== Set task ==
Retype each entry below, keeping every character the same.

== Data supplied ==
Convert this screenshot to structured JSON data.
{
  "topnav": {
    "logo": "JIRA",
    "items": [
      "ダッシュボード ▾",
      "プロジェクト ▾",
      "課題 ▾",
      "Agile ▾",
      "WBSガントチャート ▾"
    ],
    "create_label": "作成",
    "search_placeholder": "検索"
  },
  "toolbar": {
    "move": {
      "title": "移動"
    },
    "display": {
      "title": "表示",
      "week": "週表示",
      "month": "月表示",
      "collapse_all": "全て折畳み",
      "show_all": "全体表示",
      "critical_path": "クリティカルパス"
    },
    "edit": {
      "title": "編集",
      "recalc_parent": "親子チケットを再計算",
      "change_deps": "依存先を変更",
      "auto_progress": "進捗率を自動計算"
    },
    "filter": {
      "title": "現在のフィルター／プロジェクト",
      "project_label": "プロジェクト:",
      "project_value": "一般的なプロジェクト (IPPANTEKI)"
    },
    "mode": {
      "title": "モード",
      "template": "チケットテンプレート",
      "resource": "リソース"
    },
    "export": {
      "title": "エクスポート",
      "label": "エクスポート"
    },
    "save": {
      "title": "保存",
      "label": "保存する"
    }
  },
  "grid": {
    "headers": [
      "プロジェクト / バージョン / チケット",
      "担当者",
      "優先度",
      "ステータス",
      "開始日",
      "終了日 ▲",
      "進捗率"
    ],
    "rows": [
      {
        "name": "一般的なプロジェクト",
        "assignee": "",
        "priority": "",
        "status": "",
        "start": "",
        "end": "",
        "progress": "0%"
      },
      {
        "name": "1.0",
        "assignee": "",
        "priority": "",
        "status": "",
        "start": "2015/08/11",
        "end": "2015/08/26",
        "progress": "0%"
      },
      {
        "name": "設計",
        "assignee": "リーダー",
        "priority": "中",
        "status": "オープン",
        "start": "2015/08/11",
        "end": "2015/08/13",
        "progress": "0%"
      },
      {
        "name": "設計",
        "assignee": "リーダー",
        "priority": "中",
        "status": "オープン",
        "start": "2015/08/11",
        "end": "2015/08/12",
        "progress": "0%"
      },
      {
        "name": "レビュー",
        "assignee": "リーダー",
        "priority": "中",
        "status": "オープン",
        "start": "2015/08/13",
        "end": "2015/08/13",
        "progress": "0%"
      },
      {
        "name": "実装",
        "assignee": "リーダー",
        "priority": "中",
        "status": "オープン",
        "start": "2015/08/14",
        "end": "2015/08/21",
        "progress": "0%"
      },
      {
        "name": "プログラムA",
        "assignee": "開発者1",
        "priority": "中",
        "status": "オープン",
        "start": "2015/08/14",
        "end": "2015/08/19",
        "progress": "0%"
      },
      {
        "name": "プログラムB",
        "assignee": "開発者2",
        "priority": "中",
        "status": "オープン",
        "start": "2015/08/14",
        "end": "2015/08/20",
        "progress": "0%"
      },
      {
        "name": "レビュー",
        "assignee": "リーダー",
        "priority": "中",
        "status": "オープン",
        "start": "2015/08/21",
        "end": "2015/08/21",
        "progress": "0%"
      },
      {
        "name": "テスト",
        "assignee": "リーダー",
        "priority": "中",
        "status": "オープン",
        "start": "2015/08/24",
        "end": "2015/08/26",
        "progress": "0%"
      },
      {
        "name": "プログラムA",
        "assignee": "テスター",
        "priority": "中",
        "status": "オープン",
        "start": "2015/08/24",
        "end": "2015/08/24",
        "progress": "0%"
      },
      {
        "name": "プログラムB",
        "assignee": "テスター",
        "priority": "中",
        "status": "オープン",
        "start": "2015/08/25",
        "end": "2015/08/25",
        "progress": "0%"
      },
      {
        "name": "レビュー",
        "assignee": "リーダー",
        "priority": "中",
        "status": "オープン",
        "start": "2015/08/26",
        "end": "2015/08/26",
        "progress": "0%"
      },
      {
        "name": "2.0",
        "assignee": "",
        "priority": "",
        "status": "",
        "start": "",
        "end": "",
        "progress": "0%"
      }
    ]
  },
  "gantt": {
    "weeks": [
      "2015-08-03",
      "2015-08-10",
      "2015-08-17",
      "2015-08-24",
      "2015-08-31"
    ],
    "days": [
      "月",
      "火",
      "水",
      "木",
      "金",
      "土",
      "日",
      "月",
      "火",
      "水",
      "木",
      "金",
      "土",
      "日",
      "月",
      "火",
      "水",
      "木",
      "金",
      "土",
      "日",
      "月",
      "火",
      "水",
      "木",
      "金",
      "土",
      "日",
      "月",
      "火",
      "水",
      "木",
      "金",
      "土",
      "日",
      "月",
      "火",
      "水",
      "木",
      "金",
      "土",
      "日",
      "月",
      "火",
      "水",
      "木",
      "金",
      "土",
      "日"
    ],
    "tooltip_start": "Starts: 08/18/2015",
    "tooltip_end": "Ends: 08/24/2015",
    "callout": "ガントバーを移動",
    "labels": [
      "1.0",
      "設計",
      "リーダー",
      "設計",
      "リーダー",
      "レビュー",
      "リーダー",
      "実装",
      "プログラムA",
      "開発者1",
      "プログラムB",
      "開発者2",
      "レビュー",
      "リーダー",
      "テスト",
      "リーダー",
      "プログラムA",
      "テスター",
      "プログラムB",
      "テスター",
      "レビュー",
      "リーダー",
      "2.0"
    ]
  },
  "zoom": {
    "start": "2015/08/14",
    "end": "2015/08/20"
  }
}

== Solution for this exercise ==
Convert this screenshot to structured JSON data.
{
  "topnav": {
    "logo": "JIRA",
    "items": [
      "ダッシュボード ▾",
      "プロジェクト ▾",
      "課題 ▾",
      "Agile ▾",
      "WBSガントチャート ▾"
    ],
    "create_label": "作成",
    "search_placeholder": "検索"
  },
  "toolbar": {
    "move": {
      "title": "移動"
    },
    "display": {
      "title": "表示",
      "week": "週表示",
      "month": "月表示",
      "collapse_all": "全て折畳み",
      "show_all": "全体表示",
      "critical_path": "クリティカルパス"
    },
    "edit": {
      "title": "編集",
      "recalc_parent": "親子チケットを再計算",
      "change_deps": "依存先を変更",
      "auto_progress": "進捗率を自動計算"
    },
    "filter": {
      "title": "現在のフィルター／プロジェクト",
      "project_label": "プロジェクト:",
      "project_value": "一般的なプロジェクト (IPPANTEKI)"
    },
    "mode": {
      "title": "モード",
      "template": "チケットテンプレート",
      "resource": "リソース"
    },
    "export": {
      "title": "エクスポート",
      "label": "エクスポート"
    },
    "save": {
      "title": "保存",
      "label": "保存する"
    }
  },
  "grid": {
    "headers": [
      "プロジェクト / バージョン / チケット",
      "担当者",
      "優先度",
      "ステータス",
      "開始日",
      "終了日 ▲",
      "進捗率"
    ],
    "rows": [
      {
        "name": "一般的なプロジェクト",
        "assignee": "",
        "priority": "",
        "status": "",
        "start": "",
        "end": "",
        "progress": "0%"
      },
      {
        "name": "1.0",
        "assignee": "",
        "priority": "",
        "status": "",
        "start": "2015/08/11",
        "end": "2015/08/26",
        "progress": "0%"
      },
      {
        "name": "設計",
        "assignee": "リーダー",
        "priority": "中",
        "status": "オープン",
        "start": "2015/08/11",
        "end": "2015/08/13",
        "progress": "0%"
      },
      {
        "name": "設計",
        "assignee": "リーダー",
        "priority": "中",
        "status": "オープン",
        "start": "2015/08/11",
        "end": "2015/08/12",
        "progress": "0%"
      },
      {
        "name": "レビュー",
        "assignee": "リーダー",
        "priority": "中",
        "status": "オープン",
        "start": "2015/08/13",
        "end": "2015/08/13",
        "progress": "0%"
      },
      {
        "name": "実装",
        "assignee": "リーダー",
        "priority": "中",
        "status": "オープン",
        "start": "2015/08/14",
        "end": "2015/08/21",
        "progress": "0%"
      },
      {
        "name": "プログラムA",
        "assignee": "開発者1",
        "priority": "中",
        "status": "オープン",
        "start": "2015/08/14",
        "end": "2015/08/19",
        "progress": "0%"
      },
      {
        "name": "プログラムB",
        "assignee": "開発者2",
        "priority": "中",
        "status": "オープン",
        "start": "2015/08/14",
        "end": "2015/08/20",
        "progress": "0%"
      },
      {
        "name": "レビュー",
        "assignee": "リーダー",
        "priority": "中",
        "status": "オープン",
        "start": "2015/08/21",
        "end": "2015/08/21",
        "progress": "0%"
      },
      {
        "name": "テスト",
        "assignee": "リーダー",
        "priority": "中",
        "status": "オープン",
        "start": "2015/08/24",
        "end": "2015/08/26",
        "progress": "0%"
      },
      {
        "name": "プログラムA",
        "assignee": "テスター",
        "priority": "中",
        "status": "オープン",
        "start": "2015/08/24",
        "end": "2015/08/24",
        "progress": "0%"
      },
      {
        "name": "プログラムB",
        "assignee": "テスター",
        "priority": "中",
        "status": "オープン",
        "start": "2015/08/25",
        "end": "2015/08/25",
        "progress": "0%"
      },
      {
        "name": "レビュー",
        "assignee": "リーダー",
        "priority": "中",
        "status": "オープン",
        "start": "2015/08/26",
        "end": "2015/08/26",
        "progress": "0%"
      },
      {
        "name": "2.0",
        "assignee": "",
        "priority": "",
        "status": "",
        "start": "",
        "end": "",
        "progress": "0%"
      }
    ]
  },
  "gantt": {
    "weeks": [
      "2015-08-03",
      "2015-08-10",
      "2015-08-17",
      "2015-08-24",
      "2015-08-31"
    ],
    "days": [
      "月",
      "火",
      "水",
      "木",
      "金",
      "土",
      "日",
      "月",
      "火",
      "水",
      "木",
      "金",
      "土",
      "日",
      "月",
      "火",
      "水",
      "木",
      "金",
      "土",
      "日",
      "月",
      "火",
      "水",
      "木",
      "金",
      "土",
      "日",
      "月",
      "火",
      "水",
      "木",
      "金",
      "土",
      "日",
      "月",
      "火",
      "水",
      "木",
      "金",
      "土",
      "日",
      "月",
      "火",
      "水",
      "木",
      "金",
      "土",
      "日"
    ],
    "tooltip_start": "Starts: 08/18/2015",
    "tooltip_end": "Ends: 08/24/2015",
    "callout": "ガントバーを移動",
    "labels": [
      "1.0",
      "設計",
      "リーダー",
      "設計",
      "リーダー",
      "レビュー",
      "リーダー",
      "実装",
      "プログラムA",
      "開発者1",
      "プログラムB",
      "開発者2",
      "レビュー",
      "リーダー",
      "テスト",
      "リーダー",
      "プログラムA",
      "テスター",
      "プログラムB",
      "テスター",
      "レビュー",
      "リーダー",
      "2.0"
    ]
  },
  "zoom": {
    "start": "2015/08/14",
    "end": "2015/08/20"
  }
}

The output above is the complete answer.